STATED EXERCISE: Can you transcribe the Linux-in-Spain post word for word, everything from "8 comments on" down to "real digital revolution."?

SELECTION:

Vazquez de Miguel, 52, says that by empowering people to use computers through Linux, he will be able to stop the outward migration and create new industries in Extremadura.

Like many Linux advocates, he speaks about the software in emotional terms. “Connectivity and literacy” equals “equality and liberty,” he said.

Microsoft regards such talk as too dramatic and distracting. It is software, after all, not war, company officials said. It is far more productive in their view to talk about the technical aspects of Windows vs. Linux.

Actually, it is war–in fact, if you really stop and think about it, it’s a war Microsoft started. And it’s a war that doesn’t stop at software. I met Spanish-speaking people from all over the world at the Congress, people from government, from industry, from academia, some of whom had traveled great distances to get a look at what’s going on in the software world, to try to understand how the same principles might be applied to myriad social, economic, industrial and political problems. Indeed, those I spoke with about free software’s potential broader impact were fascinated (and heartened) by the story of Howard Dean’s grassroots, open-source-inspired rise to political prominence.

Lest any of my thoughts be misinterpreted as “anti-business”, let me again point out that I have both feet firmly planted in the business world, and that I am actively trying to build a business around Linux. Business is good–business creates economies, which are essentially communities, and communities are the basis of the common good. It is the how of business that can be destructive. In the case of the Linux business, we need to stop and think about why Linux happened and why the world has embraced it, and make sure those of us trying to build businesses around Linux keep those things in mind or risk destroying the very thing that is of value. Is Linux about saving a few bucks, or is there something more to it than that?

The people of Spain have a lot to teach us. Here’s hoping we’re willing to listen.

8 comments on “Eye-openings at Congreso Hispalinux

  1. juantomas

    Thank you very much for your comment. We really thanks you travelled to Spain and give us all a lot of experience to keep working in this amazing project that is free software and the real digital revolution.

    We thanks you to start Debian and the more important the “Debian community social spirit” ;-)

    Juantom

  2. teo

    They don’t really have a point, actually they are afraid and don’t know how to atack. That’s a big danger, but we’ll make it.

    Hey, and stay connected to what Andaluc

  3. Ismael

    Thanks for your words. If we at Spain failed in something, maybe was about spreading our works and successes. Maybe now it’s gonna change thanks to you and others who meet what is really happening at this side of the planet and are telling it to the rest :-)

  4. vigu

    Ian, thank you very much for Debian, the community, the idea.

    Andalucia and Extremadura are becomming your common project, Linex (Extremadura) and Guadalinex (Andalucia) are being joined.

Spatial annotation records:
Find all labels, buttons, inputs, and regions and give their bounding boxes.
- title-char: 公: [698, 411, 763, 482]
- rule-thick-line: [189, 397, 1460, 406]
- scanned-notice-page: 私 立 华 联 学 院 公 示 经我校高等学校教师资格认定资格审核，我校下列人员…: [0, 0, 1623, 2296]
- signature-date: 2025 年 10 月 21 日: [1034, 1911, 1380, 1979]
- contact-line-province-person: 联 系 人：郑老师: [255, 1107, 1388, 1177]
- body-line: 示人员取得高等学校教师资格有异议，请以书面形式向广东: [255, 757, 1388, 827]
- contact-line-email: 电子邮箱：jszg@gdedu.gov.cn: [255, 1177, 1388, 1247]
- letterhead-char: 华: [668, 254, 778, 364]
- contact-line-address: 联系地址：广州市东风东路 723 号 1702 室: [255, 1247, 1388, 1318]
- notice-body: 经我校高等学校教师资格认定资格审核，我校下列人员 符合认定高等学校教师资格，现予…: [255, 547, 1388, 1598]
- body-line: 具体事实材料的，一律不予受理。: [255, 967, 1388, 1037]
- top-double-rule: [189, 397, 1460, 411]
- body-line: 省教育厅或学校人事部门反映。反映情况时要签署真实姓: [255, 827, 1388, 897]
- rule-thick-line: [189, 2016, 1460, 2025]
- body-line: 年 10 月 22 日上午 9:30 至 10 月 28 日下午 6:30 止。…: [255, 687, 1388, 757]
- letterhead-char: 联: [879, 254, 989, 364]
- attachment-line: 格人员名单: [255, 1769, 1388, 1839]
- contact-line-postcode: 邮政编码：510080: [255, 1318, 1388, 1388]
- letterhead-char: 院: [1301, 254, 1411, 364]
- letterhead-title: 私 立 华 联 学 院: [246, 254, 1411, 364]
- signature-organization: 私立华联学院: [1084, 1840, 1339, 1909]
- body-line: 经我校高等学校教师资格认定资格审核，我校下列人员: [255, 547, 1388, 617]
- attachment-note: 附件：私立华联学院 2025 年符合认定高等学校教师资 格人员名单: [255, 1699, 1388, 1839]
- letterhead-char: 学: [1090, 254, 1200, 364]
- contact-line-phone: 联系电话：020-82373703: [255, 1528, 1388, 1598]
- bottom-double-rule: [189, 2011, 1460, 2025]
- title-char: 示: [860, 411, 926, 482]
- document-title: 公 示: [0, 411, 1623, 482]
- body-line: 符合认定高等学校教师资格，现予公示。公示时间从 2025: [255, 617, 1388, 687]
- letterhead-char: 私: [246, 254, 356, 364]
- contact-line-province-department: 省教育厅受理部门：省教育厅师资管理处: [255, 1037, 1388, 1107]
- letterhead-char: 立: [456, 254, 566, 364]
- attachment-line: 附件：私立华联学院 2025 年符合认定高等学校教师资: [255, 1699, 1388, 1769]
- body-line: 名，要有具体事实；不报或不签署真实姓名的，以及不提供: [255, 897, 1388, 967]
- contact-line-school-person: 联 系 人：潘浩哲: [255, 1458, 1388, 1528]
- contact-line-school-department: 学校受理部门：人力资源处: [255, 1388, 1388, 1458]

RESULT OF THIS EXERCISE:
8 comments on “Eye-openings at Congreso Hispalinux

  1. juantomas

    Thank you very much for your comment. We really thanks you travelled to Spain and give us all a lot of experience to keep working in this amazing project that is free software and the real digital revolution.